Retype all of the entries word for word.

Collected data
• • • •
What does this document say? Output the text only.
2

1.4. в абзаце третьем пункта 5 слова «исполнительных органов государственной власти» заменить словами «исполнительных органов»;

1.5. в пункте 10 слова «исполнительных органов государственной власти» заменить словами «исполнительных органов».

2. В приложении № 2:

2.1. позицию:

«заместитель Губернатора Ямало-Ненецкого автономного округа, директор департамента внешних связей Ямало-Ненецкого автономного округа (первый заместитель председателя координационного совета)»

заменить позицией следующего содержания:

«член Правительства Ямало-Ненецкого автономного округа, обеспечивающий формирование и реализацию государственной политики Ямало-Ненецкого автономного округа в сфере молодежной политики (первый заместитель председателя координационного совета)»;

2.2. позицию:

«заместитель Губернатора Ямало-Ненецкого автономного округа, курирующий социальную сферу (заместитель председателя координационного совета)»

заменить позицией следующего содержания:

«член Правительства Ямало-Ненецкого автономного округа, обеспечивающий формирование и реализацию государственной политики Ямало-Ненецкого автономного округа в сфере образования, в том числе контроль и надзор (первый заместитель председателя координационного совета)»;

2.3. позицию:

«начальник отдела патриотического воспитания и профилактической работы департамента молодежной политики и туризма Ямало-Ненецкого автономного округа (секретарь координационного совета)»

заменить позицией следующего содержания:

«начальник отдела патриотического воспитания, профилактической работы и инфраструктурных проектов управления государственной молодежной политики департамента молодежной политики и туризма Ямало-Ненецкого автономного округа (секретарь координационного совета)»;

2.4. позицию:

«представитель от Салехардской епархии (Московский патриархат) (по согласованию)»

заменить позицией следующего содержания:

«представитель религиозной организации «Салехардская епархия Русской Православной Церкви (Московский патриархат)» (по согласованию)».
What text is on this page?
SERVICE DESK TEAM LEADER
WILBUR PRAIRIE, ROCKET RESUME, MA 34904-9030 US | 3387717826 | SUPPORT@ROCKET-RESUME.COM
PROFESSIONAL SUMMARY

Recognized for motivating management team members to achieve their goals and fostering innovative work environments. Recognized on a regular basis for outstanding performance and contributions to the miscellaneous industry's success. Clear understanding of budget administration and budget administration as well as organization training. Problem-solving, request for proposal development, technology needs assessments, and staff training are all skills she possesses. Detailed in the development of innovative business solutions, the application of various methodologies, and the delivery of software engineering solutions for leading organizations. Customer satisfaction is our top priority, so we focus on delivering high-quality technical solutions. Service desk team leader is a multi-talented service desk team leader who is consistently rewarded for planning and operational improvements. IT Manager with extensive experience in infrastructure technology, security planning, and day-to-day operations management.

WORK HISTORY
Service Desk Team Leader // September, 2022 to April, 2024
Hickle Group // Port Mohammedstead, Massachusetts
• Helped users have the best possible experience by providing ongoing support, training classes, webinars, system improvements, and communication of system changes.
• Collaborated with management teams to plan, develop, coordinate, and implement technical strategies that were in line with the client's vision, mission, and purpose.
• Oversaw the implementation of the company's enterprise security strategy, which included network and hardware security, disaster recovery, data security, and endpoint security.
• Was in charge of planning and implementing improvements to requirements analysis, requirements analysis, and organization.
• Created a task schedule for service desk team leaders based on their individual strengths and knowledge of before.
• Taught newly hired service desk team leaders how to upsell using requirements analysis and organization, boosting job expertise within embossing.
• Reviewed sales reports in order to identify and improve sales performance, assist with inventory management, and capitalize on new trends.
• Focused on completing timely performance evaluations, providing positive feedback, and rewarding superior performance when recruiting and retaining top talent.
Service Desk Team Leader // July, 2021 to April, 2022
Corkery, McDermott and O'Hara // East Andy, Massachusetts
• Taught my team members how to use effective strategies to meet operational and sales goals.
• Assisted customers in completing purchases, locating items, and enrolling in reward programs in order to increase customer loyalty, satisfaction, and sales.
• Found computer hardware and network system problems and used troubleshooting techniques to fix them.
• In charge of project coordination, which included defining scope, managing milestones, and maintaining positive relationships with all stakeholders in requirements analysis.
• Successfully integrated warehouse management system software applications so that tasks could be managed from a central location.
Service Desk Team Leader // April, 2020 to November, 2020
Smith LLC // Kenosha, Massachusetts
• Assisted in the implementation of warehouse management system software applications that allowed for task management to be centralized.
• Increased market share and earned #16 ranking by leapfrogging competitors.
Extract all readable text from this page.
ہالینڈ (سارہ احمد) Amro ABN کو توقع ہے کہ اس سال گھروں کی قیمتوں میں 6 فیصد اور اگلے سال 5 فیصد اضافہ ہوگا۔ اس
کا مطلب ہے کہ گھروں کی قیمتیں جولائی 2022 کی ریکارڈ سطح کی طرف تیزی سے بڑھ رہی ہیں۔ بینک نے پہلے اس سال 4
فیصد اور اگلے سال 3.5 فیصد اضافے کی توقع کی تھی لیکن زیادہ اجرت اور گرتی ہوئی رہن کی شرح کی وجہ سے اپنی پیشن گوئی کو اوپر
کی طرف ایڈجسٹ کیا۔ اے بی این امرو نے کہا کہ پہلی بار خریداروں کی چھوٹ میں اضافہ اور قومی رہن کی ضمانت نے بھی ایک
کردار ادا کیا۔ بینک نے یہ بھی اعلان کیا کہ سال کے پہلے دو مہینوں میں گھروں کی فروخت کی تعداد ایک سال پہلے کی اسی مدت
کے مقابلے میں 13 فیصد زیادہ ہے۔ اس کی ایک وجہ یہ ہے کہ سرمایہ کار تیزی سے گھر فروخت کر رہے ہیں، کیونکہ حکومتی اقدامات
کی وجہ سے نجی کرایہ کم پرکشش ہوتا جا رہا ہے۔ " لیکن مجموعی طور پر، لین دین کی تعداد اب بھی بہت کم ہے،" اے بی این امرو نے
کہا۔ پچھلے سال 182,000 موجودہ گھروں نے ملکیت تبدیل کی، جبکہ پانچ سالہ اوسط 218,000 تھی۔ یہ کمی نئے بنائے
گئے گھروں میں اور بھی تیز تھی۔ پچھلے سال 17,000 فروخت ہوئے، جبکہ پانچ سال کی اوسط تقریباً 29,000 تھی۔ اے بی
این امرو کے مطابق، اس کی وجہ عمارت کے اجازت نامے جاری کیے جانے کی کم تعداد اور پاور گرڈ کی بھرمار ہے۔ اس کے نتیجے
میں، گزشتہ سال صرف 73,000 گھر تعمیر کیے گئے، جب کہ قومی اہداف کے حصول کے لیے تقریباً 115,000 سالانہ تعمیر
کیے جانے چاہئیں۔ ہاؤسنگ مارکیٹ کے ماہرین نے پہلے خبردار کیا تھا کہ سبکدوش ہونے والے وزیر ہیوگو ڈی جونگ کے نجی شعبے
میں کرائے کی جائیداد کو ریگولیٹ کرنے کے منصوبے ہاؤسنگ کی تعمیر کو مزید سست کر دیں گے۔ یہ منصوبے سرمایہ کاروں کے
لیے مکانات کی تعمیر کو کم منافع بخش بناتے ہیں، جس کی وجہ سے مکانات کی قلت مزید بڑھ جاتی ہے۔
• • • •
[Correct output]
What does this document say? Output the text only.
2

1.4. в абзаце третьем пункта 5 слова «исполнительных органов государственной власти» заменить словами «исполнительных органов»;

1.5. в пункте 10 слова «исполнительных органов государственной власти» заменить словами «исполнительных органов».

2. В приложении № 2:

2.1. позицию:

«заместитель Губернатора Ямало-Ненецкого автономного округа, директор департамента внешних связей Ямало-Ненецкого автономного округа (первый заместитель председателя координационного совета)»

заменить позицией следующего содержания:

«член Правительства Ямало-Ненецкого автономного округа, обеспечивающий формирование и реализацию государственной политики Ямало-Ненецкого автономного округа в сфере молодежной политики (первый заместитель председателя координационного совета)»;

2.2. позицию:

«заместитель Губернатора Ямало-Ненецкого автономного округа, курирующий социальную сферу (заместитель председателя координационного совета)»

заменить позицией следующего содержания:

«член Правительства Ямало-Ненецкого автономного округа, обеспечивающий формирование и реализацию государственной политики Ямало-Ненецкого автономного округа в сфере образования, в том числе контроль и надзор (первый заместитель председателя координационного совета)»;

2.3. позицию:

«начальник отдела патриотического воспитания и профилактической работы департамента молодежной политики и туризма Ямало-Ненецкого автономного округа (секретарь координационного совета)»

заменить позицией следующего содержания:

«начальник отдела патриотического воспитания, профилактической работы и инфраструктурных проектов управления государственной молодежной политики департамента молодежной политики и туризма Ямало-Ненецкого автономного округа (секретарь координационного совета)»;

2.4. позицию:

«представитель от Салехардской епархии (Московский патриархат) (по согласованию)»

заменить позицией следующего содержания:

«представитель религиозной организации «Салехардская епархия Русской Православной Церкви (Московский патриархат)» (по согласованию)».
What text is on this page?
SERVICE DESK TEAM LEADER
WILBUR PRAIRIE, ROCKET RESUME, MA 34904-9030 US | 3387717826 | SUPPORT@ROCKET-RESUME.COM
PROFESSIONAL SUMMARY

Recognized for motivating management team members to achieve their goals and fostering innovative work environments. Recognized on a regular basis for outstanding performance and contributions to the miscellaneous industry's success. Clear understanding of budget administration and budget administration as well as organization training. Problem-solving, request for proposal development, technology needs assessments, and staff training are all skills she possesses. Detailed in the development of innovative business solutions, the application of various methodologies, and the delivery of software engineering solutions for leading organizations. Customer satisfaction is our top priority, so we focus on delivering high-quality technical solutions. Service desk team leader is a multi-talented service desk team leader who is consistently rewarded for planning and operational improvements. IT Manager with extensive experience in infrastructure technology, security planning, and day-to-day operations management.

WORK HISTORY
Service Desk Team Leader // September, 2022 to April, 2024
Hickle Group // Port Mohammedstead, Massachusetts
• Helped users have the best possible experience by providing ongoing support, training classes, webinars, system improvements, and communication of system changes.
• Collaborated with management teams to plan, develop, coordinate, and implement technical strategies that were in line with the client's vision, mission, and purpose.
• Oversaw the implementation of the company's enterprise security strategy, which included network and hardware security, disaster recovery, data security, and endpoint security.
• Was in charge of planning and implementing improvements to requirements analysis, requirements analysis, and organization.
• Created a task schedule for service desk team leaders based on their individual strengths and knowledge of before.
• Taught newly hired service desk team leaders how to upsell using requirements analysis and organization, boosting job expertise within embossing.
• Reviewed sales reports in order to identify and improve sales performance, assist with inventory management, and capitalize on new trends.
• Focused on completing timely performance evaluations, providing positive feedback, and rewarding superior performance when recruiting and retaining top talent.
Service Desk Team Leader // July, 2021 to April, 2022
Corkery, McDermott and O'Hara // East Andy, Massachusetts
• Taught my team members how to use effective strategies to meet operational and sales goals.
• Assisted customers in completing purchases, locating items, and enrolling in reward programs in order to increase customer loyalty, satisfaction, and sales.
• Found computer hardware and network system problems and used troubleshooting techniques to fix them.
• In charge of project coordination, which included defining scope, managing milestones, and maintaining positive relationships with all stakeholders in requirements analysis.
• Successfully integrated warehouse management system software applications so that tasks could be managed from a central location.
Service Desk Team Leader // April, 2020 to November, 2020
Smith LLC // Kenosha, Massachusetts
• Assisted in the implementation of warehouse management system software applications that allowed for task management to be centralized.
• Increased market share and earned #16 ranking by leapfrogging competitors.
Extract all readable text from this page.
ہالینڈ (سارہ احمد) Amro ABN کو توقع ہے کہ اس سال گھروں کی قیمتوں میں 6 فیصد اور اگلے سال 5 فیصد اضافہ ہوگا۔ اس
کا مطلب ہے کہ گھروں کی قیمتیں جولائی 2022 کی ریکارڈ سطح کی طرف تیزی سے بڑھ رہی ہیں۔ بینک نے پہلے اس سال 4
فیصد اور اگلے سال 3.5 فیصد اضافے کی توقع کی تھی لیکن زیادہ اجرت اور گرتی ہوئی رہن کی شرح کی وجہ سے اپنی پیشن گوئی کو اوپر
کی طرف ایڈجسٹ کیا۔ اے بی این امرو نے کہا کہ پہلی بار خریداروں کی چھوٹ میں اضافہ اور قومی رہن کی ضمانت نے بھی ایک
کردار ادا کیا۔ بینک نے یہ بھی اعلان کیا کہ سال کے پہلے دو مہینوں میں گھروں کی فروخت کی تعداد ایک سال پہلے کی اسی مدت
کے مقابلے میں 13 فیصد زیادہ ہے۔ اس کی ایک وجہ یہ ہے کہ سرمایہ کار تیزی سے گھر فروخت کر رہے ہیں، کیونکہ حکومتی اقدامات
کی وجہ سے نجی کرایہ کم پرکشش ہوتا جا رہا ہے۔ " لیکن مجموعی طور پر، لین دین کی تعداد اب بھی بہت کم ہے،" اے بی این امرو نے
کہا۔ پچھلے سال 182,000 موجودہ گھروں نے ملکیت تبدیل کی، جبکہ پانچ سالہ اوسط 218,000 تھی۔ یہ کمی نئے بنائے
گئے گھروں میں اور بھی تیز تھی۔ پچھلے سال 17,000 فروخت ہوئے، جبکہ پانچ سال کی اوسط تقریباً 29,000 تھی۔ اے بی
این امرو کے مطابق، اس کی وجہ عمارت کے اجازت نامے جاری کیے جانے کی کم تعداد اور پاور گرڈ کی بھرمار ہے۔ اس کے نتیجے
میں، گزشتہ سال صرف 73,000 گھر تعمیر کیے گئے، جب کہ قومی اہداف کے حصول کے لیے تقریباً 115,000 سالانہ تعمیر
کیے جانے چاہئیں۔ ہاؤسنگ مارکیٹ کے ماہرین نے پہلے خبردار کیا تھا کہ سبکدوش ہونے والے وزیر ہیوگو ڈی جونگ کے نجی شعبے
میں کرائے کی جائیداد کو ریگولیٹ کرنے کے منصوبے ہاؤسنگ کی تعمیر کو مزید سست کر دیں گے۔ یہ منصوبے سرمایہ کاروں کے
لیے مکانات کی تعمیر کو کم منافع بخش بناتے ہیں، جس کی وجہ سے مکانات کی قلت مزید بڑھ جاتی ہے۔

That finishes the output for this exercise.